— BEGIN Information provided —

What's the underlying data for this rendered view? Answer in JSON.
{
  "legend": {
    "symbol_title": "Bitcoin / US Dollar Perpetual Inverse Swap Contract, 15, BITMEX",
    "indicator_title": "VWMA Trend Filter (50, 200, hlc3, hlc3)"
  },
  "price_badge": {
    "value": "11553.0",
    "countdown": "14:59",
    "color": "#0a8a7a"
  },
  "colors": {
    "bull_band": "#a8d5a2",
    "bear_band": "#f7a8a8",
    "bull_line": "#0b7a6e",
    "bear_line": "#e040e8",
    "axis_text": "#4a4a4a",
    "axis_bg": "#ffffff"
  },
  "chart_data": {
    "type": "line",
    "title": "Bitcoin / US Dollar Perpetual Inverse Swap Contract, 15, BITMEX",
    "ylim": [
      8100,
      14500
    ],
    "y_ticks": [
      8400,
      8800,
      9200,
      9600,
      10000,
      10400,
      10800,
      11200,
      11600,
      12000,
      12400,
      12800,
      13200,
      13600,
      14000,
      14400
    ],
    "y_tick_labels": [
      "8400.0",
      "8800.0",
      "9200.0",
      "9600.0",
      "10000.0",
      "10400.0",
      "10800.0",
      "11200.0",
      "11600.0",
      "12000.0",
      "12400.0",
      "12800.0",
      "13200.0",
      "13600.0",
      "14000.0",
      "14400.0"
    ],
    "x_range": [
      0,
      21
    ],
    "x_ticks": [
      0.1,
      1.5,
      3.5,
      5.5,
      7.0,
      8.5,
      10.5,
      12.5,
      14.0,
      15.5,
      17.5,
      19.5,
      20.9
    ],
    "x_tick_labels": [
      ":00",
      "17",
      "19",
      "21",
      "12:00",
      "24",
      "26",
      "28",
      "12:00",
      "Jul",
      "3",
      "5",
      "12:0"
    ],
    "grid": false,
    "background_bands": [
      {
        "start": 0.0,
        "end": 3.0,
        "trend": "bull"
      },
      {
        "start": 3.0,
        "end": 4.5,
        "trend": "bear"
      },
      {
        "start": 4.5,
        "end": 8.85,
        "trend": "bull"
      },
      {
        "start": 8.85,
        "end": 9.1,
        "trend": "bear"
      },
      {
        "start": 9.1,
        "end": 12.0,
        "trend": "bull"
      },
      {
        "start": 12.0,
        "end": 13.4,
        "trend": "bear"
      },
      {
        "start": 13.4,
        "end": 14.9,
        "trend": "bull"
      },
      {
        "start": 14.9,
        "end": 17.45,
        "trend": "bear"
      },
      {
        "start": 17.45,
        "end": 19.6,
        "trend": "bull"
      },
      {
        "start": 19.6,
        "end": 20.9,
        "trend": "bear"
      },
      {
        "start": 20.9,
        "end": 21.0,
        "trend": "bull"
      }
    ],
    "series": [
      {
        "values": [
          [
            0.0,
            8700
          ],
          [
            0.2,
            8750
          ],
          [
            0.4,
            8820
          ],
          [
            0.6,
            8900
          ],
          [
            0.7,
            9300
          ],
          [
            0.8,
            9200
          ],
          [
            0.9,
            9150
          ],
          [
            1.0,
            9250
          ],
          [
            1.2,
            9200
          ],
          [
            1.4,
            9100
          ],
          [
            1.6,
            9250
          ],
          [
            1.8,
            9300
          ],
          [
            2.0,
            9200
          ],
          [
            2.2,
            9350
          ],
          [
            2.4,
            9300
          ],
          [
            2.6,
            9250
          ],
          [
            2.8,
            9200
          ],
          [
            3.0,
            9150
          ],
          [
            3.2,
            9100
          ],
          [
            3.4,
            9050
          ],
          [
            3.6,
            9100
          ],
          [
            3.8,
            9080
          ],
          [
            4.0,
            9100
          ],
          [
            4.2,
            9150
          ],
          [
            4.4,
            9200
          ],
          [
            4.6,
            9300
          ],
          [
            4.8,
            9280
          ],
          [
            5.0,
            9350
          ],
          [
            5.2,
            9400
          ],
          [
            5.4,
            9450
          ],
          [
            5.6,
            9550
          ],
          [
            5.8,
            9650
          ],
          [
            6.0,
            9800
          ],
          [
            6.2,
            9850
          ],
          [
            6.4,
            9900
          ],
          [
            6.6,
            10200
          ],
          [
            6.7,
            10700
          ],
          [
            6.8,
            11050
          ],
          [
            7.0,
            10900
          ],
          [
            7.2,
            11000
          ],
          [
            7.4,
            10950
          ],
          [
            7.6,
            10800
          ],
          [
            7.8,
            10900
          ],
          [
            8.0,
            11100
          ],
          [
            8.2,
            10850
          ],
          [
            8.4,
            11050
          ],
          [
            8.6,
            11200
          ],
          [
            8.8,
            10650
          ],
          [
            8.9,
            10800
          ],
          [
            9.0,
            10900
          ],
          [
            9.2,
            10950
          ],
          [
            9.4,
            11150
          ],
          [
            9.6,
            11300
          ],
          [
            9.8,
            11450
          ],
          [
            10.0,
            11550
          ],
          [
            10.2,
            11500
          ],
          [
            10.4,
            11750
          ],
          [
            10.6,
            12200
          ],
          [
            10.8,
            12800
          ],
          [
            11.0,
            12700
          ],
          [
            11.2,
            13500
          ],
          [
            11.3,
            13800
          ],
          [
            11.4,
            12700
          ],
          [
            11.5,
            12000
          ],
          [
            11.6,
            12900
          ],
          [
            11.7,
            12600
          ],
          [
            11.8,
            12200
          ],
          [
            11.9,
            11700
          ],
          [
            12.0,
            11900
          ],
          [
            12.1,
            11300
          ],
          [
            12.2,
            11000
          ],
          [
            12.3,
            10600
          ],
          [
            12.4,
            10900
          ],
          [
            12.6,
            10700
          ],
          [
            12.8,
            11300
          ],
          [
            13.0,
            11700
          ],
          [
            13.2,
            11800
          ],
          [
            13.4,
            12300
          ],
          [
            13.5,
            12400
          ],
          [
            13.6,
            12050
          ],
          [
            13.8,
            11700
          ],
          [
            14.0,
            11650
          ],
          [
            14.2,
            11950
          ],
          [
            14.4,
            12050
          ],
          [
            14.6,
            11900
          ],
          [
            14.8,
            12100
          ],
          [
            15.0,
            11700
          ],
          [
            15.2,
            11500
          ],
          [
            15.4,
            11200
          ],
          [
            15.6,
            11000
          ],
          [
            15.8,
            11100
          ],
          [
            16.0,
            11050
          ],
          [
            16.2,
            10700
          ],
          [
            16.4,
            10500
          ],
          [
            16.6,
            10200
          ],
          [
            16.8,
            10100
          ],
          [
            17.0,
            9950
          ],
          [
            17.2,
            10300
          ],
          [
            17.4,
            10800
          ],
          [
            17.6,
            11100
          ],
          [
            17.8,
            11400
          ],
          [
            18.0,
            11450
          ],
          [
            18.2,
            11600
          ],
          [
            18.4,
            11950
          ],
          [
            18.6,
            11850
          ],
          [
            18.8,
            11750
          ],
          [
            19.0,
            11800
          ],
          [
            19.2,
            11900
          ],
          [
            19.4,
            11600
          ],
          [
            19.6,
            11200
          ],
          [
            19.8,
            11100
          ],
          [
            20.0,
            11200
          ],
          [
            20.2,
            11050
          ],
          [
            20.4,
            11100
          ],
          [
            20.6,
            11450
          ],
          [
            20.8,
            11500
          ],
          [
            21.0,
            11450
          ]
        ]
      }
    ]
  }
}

— END Information provided —

Task objective: Retype each record exactly, leaving nothing out.

Right answer:
What's the underlying data for this rendered view? Answer in JSON.
{
  "legend": {
    "symbol_title": "Bitcoin / US Dollar Perpetual Inverse Swap Contract, 15, BITMEX",
    "indicator_title": "VWMA Trend Filter (50, 200, hlc3, hlc3)"
  },
  "price_badge": {
    "value": "11553.0",
    "countdown": "14:59",
    "color": "#0a8a7a"
  },
  "colors": {
    "bull_band": "#a8d5a2",
    "bear_band": "#f7a8a8",
    "bull_line": "#0b7a6e",
    "bear_line": "#e040e8",
    "axis_text": "#4a4a4a",
    "axis_bg": "#ffffff"
  },
  "chart_data": {
    "type": "line",
    "title": "Bitcoin / US Dollar Perpetual Inverse Swap Contract, 15, BITMEX",
    "ylim": [
      8100,
      14500
    ],
    "y_ticks": [
      8400,
      8800,
      9200,
      9600,
      10000,
      10400,
      10800,
      11200,
      11600,
      12000,
      12400,
      12800,
      13200,
      13600,
      14000,
      14400
    ],
    "y_tick_labels": [
      "8400.0",
      "8800.0",
      "9200.0",
      "9600.0",
      "10000.0",
      "10400.0",
      "10800.0",
      "11200.0",
      "11600.0",
      "12000.0",
      "12400.0",
      "12800.0",
      "13200.0",
      "13600.0",
      "14000.0",
      "14400.0"
    ],
    "x_range": [
      0,
      21
    ],
    "x_ticks": [
      0.1,
      1.5,
      3.5,
      5.5,
      7.0,
      8.5,
      10.5,
      12.5,
      14.0,
      15.5,
      17.5,
      19.5,
      20.9
    ],
    "x_tick_labels": [
      ":00",
      "17",
      "19",
      "21",
      "12:00",
      "24",
      "26",
      "28",
      "12:00",
      "Jul",
      "3",
      "5",
      "12:0"
    ],
    "grid": false,
    "background_bands": [
      {
        "start": 0.0,
        "end": 3.0,
        "trend": "bull"
      },
      {
        "start": 3.0,
        "end": 4.5,
        "trend": "bear"
      },
      {
        "start": 4.5,
        "end": 8.85,
        "trend": "bull"
      },
      {
        "start": 8.85,
        "end": 9.1,
        "trend": "bear"
      },
      {
        "start": 9.1,
        "end": 12.0,
        "trend": "bull"
      },
      {
        "start": 12.0,
        "end": 13.4,
        "trend": "bear"
      },
      {
        "start": 13.4,
        "end": 14.9,
        "trend": "bull"
      },
      {
        "start": 14.9,
        "end": 17.45,
        "trend": "bear"
      },
      {
        "start": 17.45,
        "end": 19.6,
        "trend": "bull"
      },
      {
        "start": 19.6,
        "end": 20.9,
        "trend": "bear"
      },
      {
        "start": 20.9,
        "end": 21.0,
        "trend": "bull"
      }
    ],
    "series": [
      {
        "values": [
          [
            0.0,
            8700
          ],
          [
            0.2,
            8750
          ],
          [
            0.4,
            8820
          ],
          [
            0.6,
            8900
          ],
          [
            0.7,
            9300
          ],
          [
            0.8,
            9200
          ],
          [
            0.9,
            9150
          ],
          [
            1.0,
            9250
          ],
          [
            1.2,
            9200
          ],
          [
            1.4,
            9100
          ],
          [
            1.6,
            9250
          ],
          [
            1.8,
            9300
          ],
          [
            2.0,
            9200
          ],
          [
            2.2,
            9350
          ],
          [
            2.4,
            9300
          ],
          [
            2.6,
            9250
          ],
          [
            2.8,
            9200
          ],
          [
            3.0,
            9150
          ],
          [
            3.2,
            9100
          ],
          [
            3.4,
            9050
          ],
          [
            3.6,
            9100
          ],
          [
            3.8,
            9080
          ],
          [
            4.0,
            9100
          ],
          [
            4.2,
            9150
          ],
          [
            4.4,
            9200
          ],
          [
            4.6,
            9300
          ],
          [
            4.8,
            9280
          ],
          [
            5.0,
            9350
          ],
          [
            5.2,
            9400
          ],
          [
            5.4,
            9450
          ],
          [
            5.6,
            9550
          ],
          [
            5.8,
            9650
          ],
          [
            6.0,
            9800
          ],
          [
            6.2,
            9850
          ],
          [
            6.4,
            9900
          ],
          [
            6.6,
            10200
          ],
          [
            6.7,
            10700
          ],
          [
            6.8,
            11050
          ],
          [
            7.0,
            10900
          ],
          [
            7.2,
            11000
          ],
          [
            7.4,
            10950
          ],
          [
            7.6,
            10800
          ],
          [
            7.8,
            10900
          ],
          [
            8.0,
            11100
          ],
          [
            8.2,
            10850
          ],
          [
            8.4,
            11050
          ],
          [
            8.6,
            11200
          ],
          [
            8.8,
            10650
          ],
          [
            8.9,
            10800
          ],
          [
            9.0,
            10900
          ],
          [
            9.2,
            10950
          ],
          [
            9.4,
            11150
          ],
          [
            9.6,
            11300
          ],
          [
            9.8,
            11450
          ],
          [
            10.0,
            11550
          ],
          [
            10.2,
            11500
          ],
          [
            10.4,
            11750
          ],
          [
            10.6,
            12200
          ],
          [
            10.8,
            12800
          ],
          [
            11.0,
            12700
          ],
          [
            11.2,
            13500
          ],
          [
            11.3,
            13800
          ],
          [
            11.4,
            12700
          ],
          [
            11.5,
            12000
          ],
          [
            11.6,
            12900
          ],
          [
            11.7,
            12600
          ],
          [
            11.8,
            12200
          ],
          [
            11.9,
            11700
          ],
          [
            12.0,
            11900
          ],
          [
            12.1,
            11300
          ],
          [
            12.2,
            11000
          ],
          [
            12.3,
            10600
          ],
          [
            12.4,
            10900
          ],
          [
            12.6,
            10700
          ],
          [
            12.8,
            11300
          ],
          [
            13.0,
            11700
          ],
          [
            13.2,
            11800
          ],
          [
            13.4,
            12300
          ],
          [
            13.5,
            12400
          ],
          [
            13.6,
            12050
          ],
          [
            13.8,
            11700
          ],
          [
            14.0,
            11650
          ],
          [
            14.2,
            11950
          ],
          [
            14.4,
            12050
          ],
          [
            14.6,
            11900
          ],
          [
            14.8,
            12100
          ],
          [
            15.0,
            11700
          ],
          [
            15.2,
            11500
          ],
          [
            15.4,
            11200
          ],
          [
            15.6,
            11000
          ],
          [
            15.8,
            11100
          ],
          [
            16.0,
            11050
          ],
          [
            16.2,
            10700
          ],
          [
            16.4,
            10500
          ],
          [
            16.6,
            10200
          ],
          [
            16.8,
            10100
          ],
          [
            17.0,
            9950
          ],
          [
            17.2,
            10300
          ],
          [
            17.4,
            10800
          ],
          [
            17.6,
            11100
          ],
          [
            17.8,
            11400
          ],
          [
            18.0,
            11450
          ],
          [
            18.2,
            11600
          ],
          [
            18.4,
            11950
          ],
          [
            18.6,
            11850
          ],
          [
            18.8,
            11750
          ],
          [
            19.0,
            11800
          ],
          [
            19.2,
            11900
          ],
          [
            19.4,
            11600
          ],
          [
            19.6,
            11200
          ],
          [
            19.8,
            11100
          ],
          [
            20.0,
            11200
          ],
          [
            20.2,
            11050
          ],
          [
            20.4,
            11100
          ],
          [
            20.6,
            11450
          ],
          [
            20.8,
            11500
          ],
          [
            21.0,
            11450
          ]
        ]
      }
    ]
  }
}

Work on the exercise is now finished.